Task details = What follows are records. Restate all of them word for word.

Extracted entries =
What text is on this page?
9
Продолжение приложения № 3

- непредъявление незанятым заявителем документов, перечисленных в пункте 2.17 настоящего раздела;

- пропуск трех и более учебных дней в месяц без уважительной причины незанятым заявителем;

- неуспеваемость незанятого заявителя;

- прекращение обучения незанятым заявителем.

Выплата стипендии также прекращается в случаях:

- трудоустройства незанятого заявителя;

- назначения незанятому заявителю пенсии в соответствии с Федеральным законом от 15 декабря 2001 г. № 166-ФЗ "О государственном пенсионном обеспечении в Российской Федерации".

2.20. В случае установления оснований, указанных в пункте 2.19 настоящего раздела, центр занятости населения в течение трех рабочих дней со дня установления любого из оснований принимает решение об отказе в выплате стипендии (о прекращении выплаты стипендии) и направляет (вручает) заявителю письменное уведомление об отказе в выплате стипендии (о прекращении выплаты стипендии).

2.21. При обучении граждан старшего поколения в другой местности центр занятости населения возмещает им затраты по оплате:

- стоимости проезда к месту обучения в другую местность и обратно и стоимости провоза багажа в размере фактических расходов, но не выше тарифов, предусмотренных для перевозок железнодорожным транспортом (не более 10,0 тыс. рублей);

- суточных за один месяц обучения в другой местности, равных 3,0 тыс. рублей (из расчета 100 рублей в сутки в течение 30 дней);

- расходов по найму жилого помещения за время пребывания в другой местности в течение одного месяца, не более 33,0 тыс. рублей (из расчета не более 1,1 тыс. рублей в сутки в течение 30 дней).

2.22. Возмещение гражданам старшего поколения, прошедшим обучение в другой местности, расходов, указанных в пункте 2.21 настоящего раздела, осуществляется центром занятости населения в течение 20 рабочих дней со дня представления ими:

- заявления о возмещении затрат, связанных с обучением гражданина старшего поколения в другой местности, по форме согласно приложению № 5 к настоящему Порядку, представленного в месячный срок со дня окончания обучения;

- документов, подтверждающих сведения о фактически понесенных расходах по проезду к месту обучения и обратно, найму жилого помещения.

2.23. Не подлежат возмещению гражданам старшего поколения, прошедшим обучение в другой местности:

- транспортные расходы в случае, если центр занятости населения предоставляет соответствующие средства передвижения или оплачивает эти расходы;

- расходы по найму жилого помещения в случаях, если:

Exercise response =
What text is on this page?
9
Продолжение приложения № 3

- непредъявление незанятым заявителем документов, перечисленных в пункте 2.17 настоящего раздела;

- пропуск трех и более учебных дней в месяц без уважительной причины незанятым заявителем;

- неуспеваемость незанятого заявителя;

- прекращение обучения незанятым заявителем.

Выплата стипендии также прекращается в случаях:

- трудоустройства незанятого заявителя;

- назначения незанятому заявителю пенсии в соответствии с Федеральным законом от 15 декабря 2001 г. № 166-ФЗ "О государственном пенсионном обеспечении в Российской Федерации".

2.20. В случае установления оснований, указанных в пункте 2.19 настоящего раздела, центр занятости населения в течение трех рабочих дней со дня установления любого из оснований принимает решение об отказе в выплате стипендии (о прекращении выплаты стипендии) и направляет (вручает) заявителю письменное уведомление об отказе в выплате стипендии (о прекращении выплаты стипендии).

2.21. При обучении граждан старшего поколения в другой местности центр занятости населения возмещает им затраты по оплате:

- стоимости проезда к месту обучения в другую местность и обратно и стоимости провоза багажа в размере фактических расходов, но не выше тарифов, предусмотренных для перевозок железнодорожным транспортом (не более 10,0 тыс. рублей);

- суточных за один месяц обучения в другой местности, равных 3,0 тыс. рублей (из расчета 100 рублей в сутки в течение 30 дней);

- расходов по найму жилого помещения за время пребывания в другой местности в течение одного месяца, не более 33,0 тыс. рублей (из расчета не более 1,1 тыс. рублей в сутки в течение 30 дней).

2.22. Возмещение гражданам старшего поколения, прошедшим обучение в другой местности, расходов, указанных в пункте 2.21 настоящего раздела, осуществляется центром занятости населения в течение 20 рабочих дней со дня представления ими:

- заявления о возмещении затрат, связанных с обучением гражданина старшего поколения в другой местности, по форме согласно приложению № 5 к настоящему Порядку, представленного в месячный срок со дня окончания обучения;

- документов, подтверждающих сведения о фактически понесенных расходах по проезду к месту обучения и обратно, найму жилого помещения.

2.23. Не подлежат возмещению гражданам старшего поколения, прошедшим обучение в другой местности:

- транспортные расходы в случае, если центр занятости населения предоставляет соответствующие средства передвижения или оплачивает эти расходы;

- расходы по найму жилого помещения в случаях, если:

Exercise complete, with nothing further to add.